Les deux articles suivants traitent des aspects de la masculinité hégémonique qui est maintenue par certains éléments de la culture populaire chinoise. Toutefois, les auteurs insistent tous les deux sur l’importance de l’action individuelle et sur la possibilité d’interprétations multiples par les lecteurs et les spectateurs. L’article de Seana Kozar, intitulé « Paperback Haohan and Other ‘Genred Genders’ : Negotiated Masculinities among Chinese Popular Fiction Readers « , porte sur les réactions de lecteurs masculins aux romans d’arts martiaux ou de kung-fu, traditionnellement destinés à un public masculin, et aux romans populaires chinois, traditionnellement lus par les femmes, et ce par rapport aux modèles de masculinité dominants que véhicule chacun de ces genres littéraires. Son étude de « l’accord « , de l’identification avec la narration dans la vie de trente-cinq hommes parlant le mandarin montre que, même pour des types de héros reflétant des masculinités hégémoniques, il peut y avoir différents types d’identification. Mikel J. Koven, dans son article « My Brother, My Lover, My Self : Traditional Masculinity in the Hong Kong Action Cinema of John Woo « , fait écho à quelques-unes des conclusions de Kozar. Il s’inspire de forums de discussion sur Internet pour remettre en cause les interprétations homoérotiques des films de Woo en Occident. À l’instar de Kozar, Koven est d’avis que la masculinité hégémonique est définie culturellement. Il souligne la variabilité des réactions aux images véhiculées par les médias.

→ **Consignes**:
a) Recopiez mot pour mot l'ensemble des entrées ci-dessous, en omettant les images.
b) Rédigez la suite de l'extrait sur la masculinité dans la culture populaire chinoise, en reprenant après sa dernière phrase.

→ **Données fournies**:
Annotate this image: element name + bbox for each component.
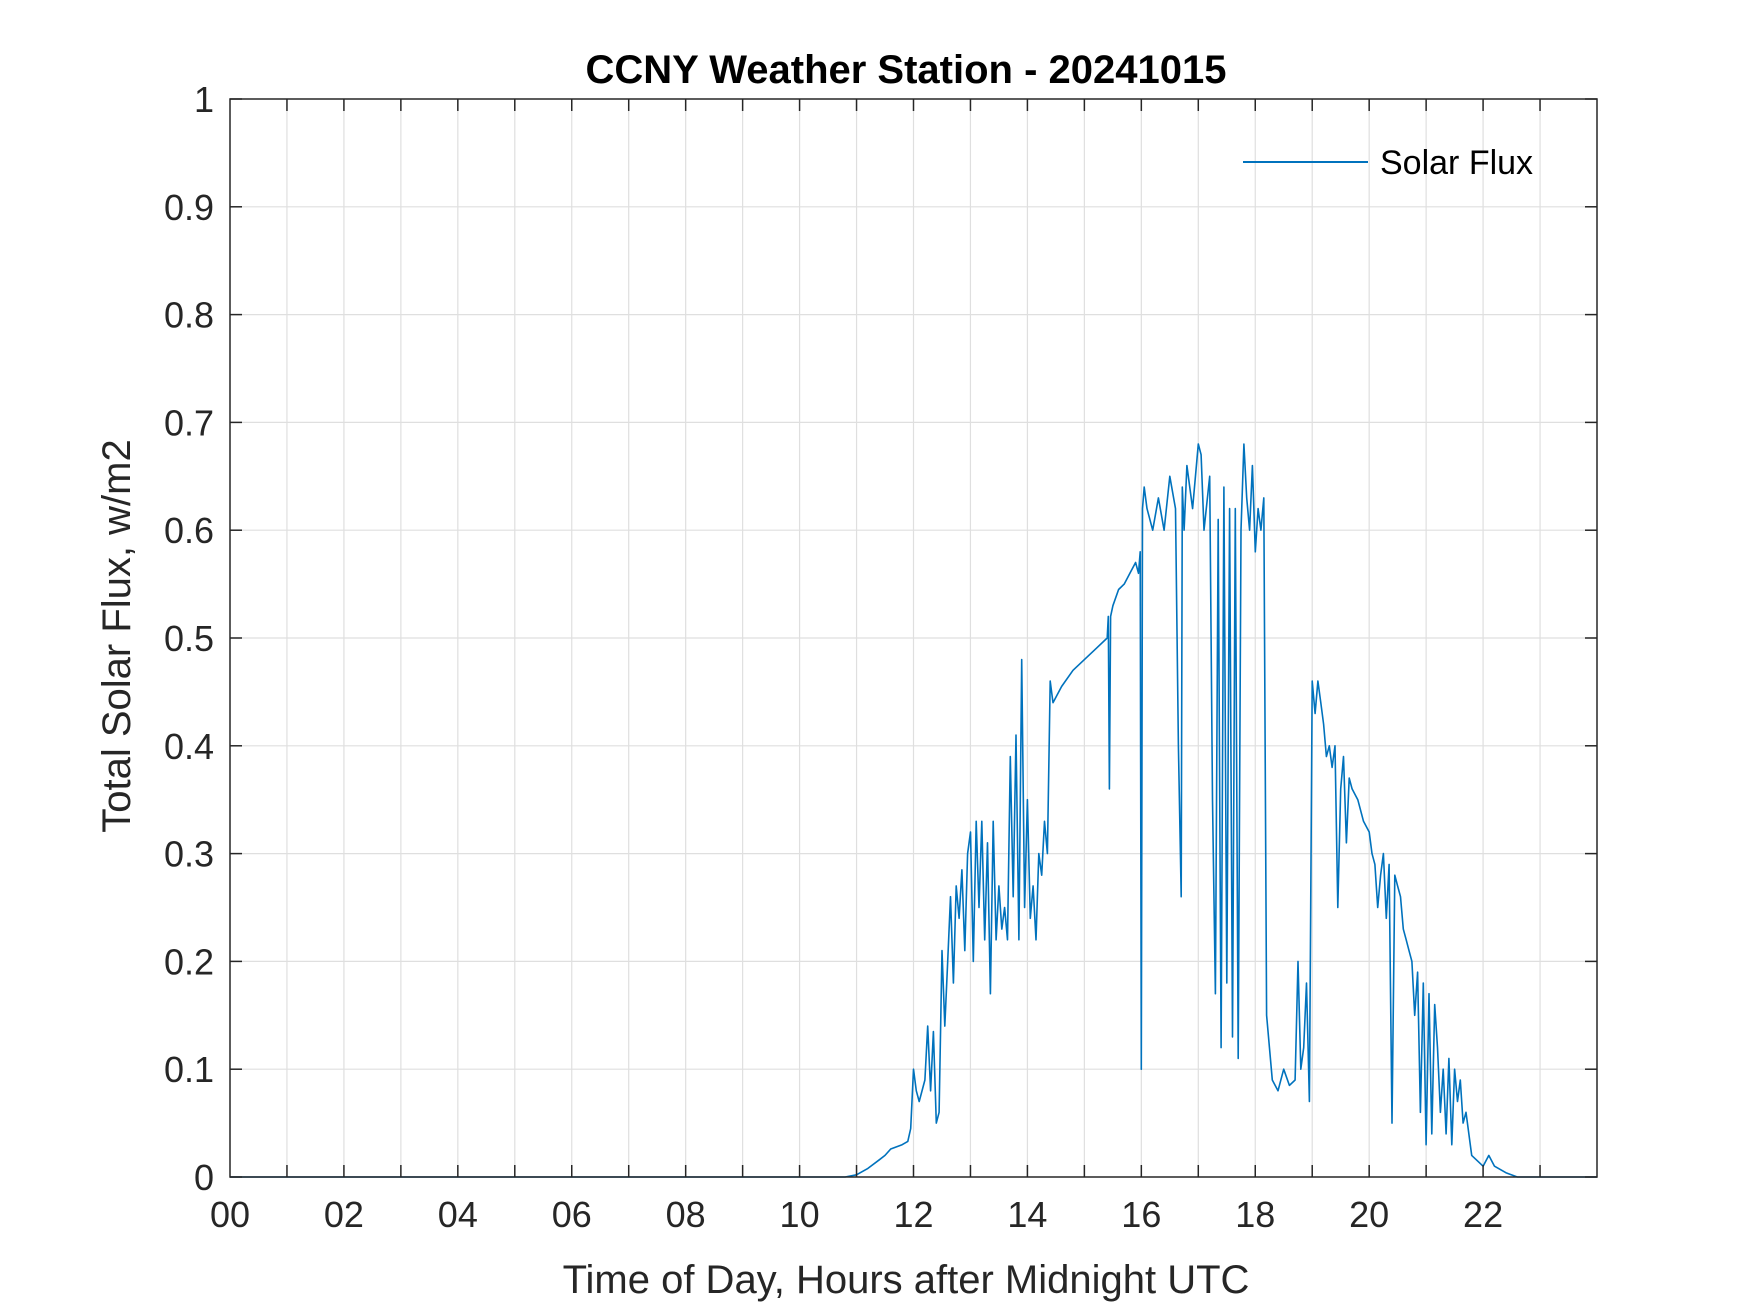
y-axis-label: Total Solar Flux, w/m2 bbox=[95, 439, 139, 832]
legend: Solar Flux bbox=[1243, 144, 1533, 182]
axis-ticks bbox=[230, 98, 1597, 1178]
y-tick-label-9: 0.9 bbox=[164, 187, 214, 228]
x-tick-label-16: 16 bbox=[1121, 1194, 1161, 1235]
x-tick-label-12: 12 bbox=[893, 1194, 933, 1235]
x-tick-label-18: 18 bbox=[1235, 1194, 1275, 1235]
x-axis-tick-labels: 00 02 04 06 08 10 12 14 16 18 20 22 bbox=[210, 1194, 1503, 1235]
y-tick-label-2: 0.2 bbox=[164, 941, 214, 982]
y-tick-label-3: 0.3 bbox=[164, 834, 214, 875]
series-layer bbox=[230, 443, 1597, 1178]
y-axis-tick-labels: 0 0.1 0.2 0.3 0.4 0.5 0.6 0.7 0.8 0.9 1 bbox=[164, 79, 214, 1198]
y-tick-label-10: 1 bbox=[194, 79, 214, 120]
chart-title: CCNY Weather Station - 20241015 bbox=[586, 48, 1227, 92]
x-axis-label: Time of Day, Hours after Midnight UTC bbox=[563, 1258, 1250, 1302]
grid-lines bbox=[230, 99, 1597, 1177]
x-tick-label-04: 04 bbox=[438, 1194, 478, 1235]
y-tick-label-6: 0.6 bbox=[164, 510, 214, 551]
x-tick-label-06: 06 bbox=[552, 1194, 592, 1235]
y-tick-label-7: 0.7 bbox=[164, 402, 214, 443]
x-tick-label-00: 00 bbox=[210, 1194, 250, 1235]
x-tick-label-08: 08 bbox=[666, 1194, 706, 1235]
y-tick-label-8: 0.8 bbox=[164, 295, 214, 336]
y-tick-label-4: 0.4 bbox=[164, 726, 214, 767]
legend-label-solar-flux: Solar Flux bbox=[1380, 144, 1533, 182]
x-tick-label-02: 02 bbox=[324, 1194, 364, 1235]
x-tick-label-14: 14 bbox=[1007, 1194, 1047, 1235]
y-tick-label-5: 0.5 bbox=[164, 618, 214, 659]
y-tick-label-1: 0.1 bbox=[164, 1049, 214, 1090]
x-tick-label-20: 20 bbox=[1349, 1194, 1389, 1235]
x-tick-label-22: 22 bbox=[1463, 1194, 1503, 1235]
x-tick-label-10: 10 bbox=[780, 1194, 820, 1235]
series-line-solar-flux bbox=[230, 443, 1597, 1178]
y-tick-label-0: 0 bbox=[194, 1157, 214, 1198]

→ **Réponses par consigne**:
a)
Annotate this image: element name + bbox for each component.
y-axis-label: Total Solar Flux, w/m2 bbox=[95, 439, 139, 832]
legend: Solar Flux bbox=[1243, 144, 1533, 182]
axis-ticks bbox=[230, 98, 1597, 1178]
y-tick-label-9: 0.9 bbox=[164, 187, 214, 228]
x-tick-label-16: 16 bbox=[1121, 1194, 1161, 1235]
x-tick-label-12: 12 bbox=[893, 1194, 933, 1235]
x-tick-label-18: 18 bbox=[1235, 1194, 1275, 1235]
x-axis-tick-labels: 00 02 04 06 08 10 12 14 16 18 20 22 bbox=[210, 1194, 1503, 1235]
y-tick-label-2: 0.2 bbox=[164, 941, 214, 982]
y-tick-label-3: 0.3 bbox=[164, 834, 214, 875]
series-layer bbox=[230, 443, 1597, 1178]
y-axis-tick-labels: 0 0.1 0.2 0.3 0.4 0.5 0.6 0.7 0.8 0.9 1 bbox=[164, 79, 214, 1198]
y-tick-label-10: 1 bbox=[194, 79, 214, 120]
chart-title: CCNY Weather Station - 20241015 bbox=[586, 48, 1227, 92]
x-axis-label: Time of Day, Hours after Midnight UTC bbox=[563, 1258, 1250, 1302]
grid-lines bbox=[230, 99, 1597, 1177]
x-tick-label-04: 04 bbox=[438, 1194, 478, 1235]
y-tick-label-6: 0.6 bbox=[164, 510, 214, 551]
x-tick-label-06: 06 bbox=[552, 1194, 592, 1235]
y-tick-label-7: 0.7 bbox=[164, 402, 214, 443]
x-tick-label-00: 00 bbox=[210, 1194, 250, 1235]
x-tick-label-08: 08 bbox=[666, 1194, 706, 1235]
y-tick-label-8: 0.8 bbox=[164, 295, 214, 336]
y-tick-label-4: 0.4 bbox=[164, 726, 214, 767]
legend-label-solar-flux: Solar Flux bbox=[1380, 144, 1533, 182]
x-tick-label-02: 02 bbox=[324, 1194, 364, 1235]
x-tick-label-14: 14 bbox=[1007, 1194, 1047, 1235]
y-tick-label-5: 0.5 bbox=[164, 618, 214, 659]
y-tick-label-1: 0.1 bbox=[164, 1049, 214, 1090]
x-tick-label-20: 20 bbox=[1349, 1194, 1389, 1235]
x-tick-label-22: 22 bbox=[1463, 1194, 1503, 1235]
x-tick-label-10: 10 bbox=[780, 1194, 820, 1235]
series-line-solar-flux bbox=[230, 443, 1597, 1178]
y-tick-label-0: 0 bbox=[194, 1157, 214, 1198]

b)
Deux autres articles, de Michael A. Robidoux et de T. K. Biaya, limitent l’objet d’étude aux réactions individuelles provoquées par les masculinités hégémoniques. Michael A. Robidoux, dans son article « Artificial Emasculation and the Maintenance of a Masculine Identity in Professional Hockey « , s’appuie sur une proposition de David Whitson : « ceux qui, dans le sport, se montrent énergiques et jouent de façon à bien occuper le terrain apprennent à associer ces comportements à la masculinité ; et deuxièmement, le sport, dans la mesure où il est réservé aux hommes, a joué un rôle important dans l’établissement des liens de solidarité entre hommes » (Whitson 1990 : 21). En traitant des images, des rôles et des comportements hypermasculins maintenus par les joueurs et attendus par le milieu, Robidoux élucide quelques-uns des sens que peut avoir un geste comme celui qui consiste à saisir les testicules d’un autre homme dans un contexte homosocial particulier : le vestiaire d’une équipe de hockey.
T. K. Biaya, dans son article « Les paradoxes de la masculinité africaine moderne : Une histoire de violences, d’immigration et de crises « , examine l’élaboration complexe de la masculinité africaine contemporaine qui subit autant d’influences modernes que traditionnelles. Il nous explique que l’urbanisme et le développement urbain ont provoqué d’importants changements dans les traditions zaïroises relatives à la masculinité. Son étude illustre bien le dynamisme qui caractérise les conceptions culturelles de l’identité sexuelle.
Le dernier article, signé par Pauline Greenhill et intitulé « Making Morris (Fe)Male : Gender and Dancing Bodies « , nous ramène à notre point de départ en recommandant, tel que le faisait Blye Frank dans son article liminaire, un réexamen de la théorie. Se questionnant sur l’acceptabilité de l’expression « tradition de danse masculine anglaise » pour désigner l’art de la danse de Morris, l’auteure regarde comment Morris est devenu une pratique « (fe)male » à travers l’attribution symbolique d’une identité sexuelle aux corps dansants. Remettant en cause la masculinité de Morris, Greenhill conclut que l’affirmation de sa masculinité est l’expression idéologique du pouvoir des hommes : « Manifestement, tout comme l’identité sexuelle elle-même, Morris est une construction culturelle qui véhicule des idées sur ce que signifie être un homme ou être une femme « .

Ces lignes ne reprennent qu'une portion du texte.